§ TEXT EXCERPT:
Segment Open

Excellent review, Heather, as always.!

(Diane) Bibliophile By the Sea said...

I liked this book a lot, but recall thinking to myself I was happy I didn't have a son like this as a child....gezzz

Harvee said...

Sounds like a horrendous tale of survival by a vry tough and gutsy person. Nice interview

Dawn @ sheIsTooFondOfBooks said...

This book has been on my radar (Hillenbrand's years of research call me to read it, eventually), but for some reason I haven't yet picked it up.

Is it the length that keeps me away? I don't know. Good to know your take on the audio (and that, should I choose print, I've been warned that it's a slow start).

Your excellent and thorough review (the good, the bad, and the ugly!) has given me some things to consider when I do read UNBROKEN. Thanks, Heahter!

Kailana said...

I have heard so many good things about this book. I really want to read it, but just haven't found the time...

Marg said...

This was an exceptional read and well worth leaving my fiction based comfort zone to read!

softdrink said...

Yours is the first review that's made me want to read this one! Great review!

Marie said...

Wasn't it great? I'd love for everyone to read Unbroken!

Amy said...

This sounds like a really powerful and difficult read. I'd been skipping by it when it was mentioned before but I'm glad I read your review. Sounds like audio was a good choice so I'll keep that in mind. Thanks!

Ti said...

I agree, the beginning was a bit of a challenge but once you get to the raft...then it really picked up.

Segment Closed

§ BRIEF: Copy the reader comments above word for word, starting at "Marg said..." and continuing up to and including "Amy said...".

§ DATASET ENTRIES:

Segment Open

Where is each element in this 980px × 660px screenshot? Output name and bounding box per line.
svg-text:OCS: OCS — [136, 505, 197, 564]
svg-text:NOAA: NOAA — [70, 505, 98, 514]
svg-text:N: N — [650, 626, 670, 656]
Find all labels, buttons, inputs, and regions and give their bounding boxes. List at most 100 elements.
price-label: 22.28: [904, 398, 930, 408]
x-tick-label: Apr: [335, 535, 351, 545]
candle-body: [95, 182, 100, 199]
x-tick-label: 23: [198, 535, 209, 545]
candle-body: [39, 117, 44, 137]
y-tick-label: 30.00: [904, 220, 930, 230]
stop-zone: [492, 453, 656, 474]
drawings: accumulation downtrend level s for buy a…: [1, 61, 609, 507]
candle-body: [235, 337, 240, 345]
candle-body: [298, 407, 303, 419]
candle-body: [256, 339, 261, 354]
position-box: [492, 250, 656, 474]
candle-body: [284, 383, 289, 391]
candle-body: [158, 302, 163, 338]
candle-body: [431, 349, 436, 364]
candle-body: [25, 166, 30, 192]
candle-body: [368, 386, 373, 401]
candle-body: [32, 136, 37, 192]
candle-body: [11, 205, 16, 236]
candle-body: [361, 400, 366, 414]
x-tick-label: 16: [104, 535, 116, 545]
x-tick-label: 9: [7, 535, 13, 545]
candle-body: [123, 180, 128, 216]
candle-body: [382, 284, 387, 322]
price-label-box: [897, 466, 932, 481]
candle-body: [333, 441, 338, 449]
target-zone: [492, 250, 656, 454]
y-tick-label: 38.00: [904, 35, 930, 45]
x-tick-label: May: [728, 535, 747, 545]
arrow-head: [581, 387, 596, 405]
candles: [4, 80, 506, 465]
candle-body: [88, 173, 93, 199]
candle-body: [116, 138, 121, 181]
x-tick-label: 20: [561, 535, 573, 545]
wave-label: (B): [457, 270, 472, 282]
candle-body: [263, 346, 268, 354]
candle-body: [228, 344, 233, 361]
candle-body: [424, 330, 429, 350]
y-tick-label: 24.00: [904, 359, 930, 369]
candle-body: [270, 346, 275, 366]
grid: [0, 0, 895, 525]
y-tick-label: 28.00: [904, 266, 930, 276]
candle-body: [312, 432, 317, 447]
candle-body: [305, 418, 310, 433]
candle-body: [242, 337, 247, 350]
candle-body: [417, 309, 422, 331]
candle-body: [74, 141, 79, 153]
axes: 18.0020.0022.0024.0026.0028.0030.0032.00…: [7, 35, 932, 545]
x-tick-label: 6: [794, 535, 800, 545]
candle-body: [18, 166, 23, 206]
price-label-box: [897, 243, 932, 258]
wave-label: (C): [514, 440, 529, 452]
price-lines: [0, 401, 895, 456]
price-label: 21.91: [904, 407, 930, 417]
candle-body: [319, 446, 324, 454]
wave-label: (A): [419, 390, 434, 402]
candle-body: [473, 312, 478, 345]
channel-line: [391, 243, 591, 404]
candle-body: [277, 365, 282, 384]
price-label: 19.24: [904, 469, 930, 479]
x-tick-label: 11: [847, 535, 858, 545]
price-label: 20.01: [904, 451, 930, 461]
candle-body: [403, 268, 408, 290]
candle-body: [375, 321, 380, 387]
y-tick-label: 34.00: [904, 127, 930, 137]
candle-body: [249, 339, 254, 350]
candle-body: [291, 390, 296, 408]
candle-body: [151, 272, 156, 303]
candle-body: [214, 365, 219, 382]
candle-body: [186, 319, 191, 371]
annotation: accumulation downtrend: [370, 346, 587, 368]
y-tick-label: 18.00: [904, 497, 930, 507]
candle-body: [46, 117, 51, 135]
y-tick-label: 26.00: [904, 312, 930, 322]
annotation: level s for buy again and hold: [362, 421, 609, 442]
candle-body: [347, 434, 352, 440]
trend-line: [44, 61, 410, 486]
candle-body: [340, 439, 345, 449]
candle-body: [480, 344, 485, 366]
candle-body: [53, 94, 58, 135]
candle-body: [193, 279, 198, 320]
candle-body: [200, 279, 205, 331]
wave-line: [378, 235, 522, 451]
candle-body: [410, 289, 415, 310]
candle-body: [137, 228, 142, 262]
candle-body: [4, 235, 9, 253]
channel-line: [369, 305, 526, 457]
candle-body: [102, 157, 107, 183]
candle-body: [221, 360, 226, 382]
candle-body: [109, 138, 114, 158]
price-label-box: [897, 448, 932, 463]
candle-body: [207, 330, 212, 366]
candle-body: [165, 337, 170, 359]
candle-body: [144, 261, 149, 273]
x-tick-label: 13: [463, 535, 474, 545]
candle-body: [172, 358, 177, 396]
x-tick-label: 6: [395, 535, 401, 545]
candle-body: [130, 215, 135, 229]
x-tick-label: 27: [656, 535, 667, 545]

Segment Closed

§ TASK SOLUTION:
Marg said...

This was an exceptional read and well worth leaving my fiction based comfort zone to read!

softdrink said...

Yours is the first review that's made me want to read this one! Great review!

Marie said...

Wasn't it great? I'd love for everyone to read Unbroken!

Amy said...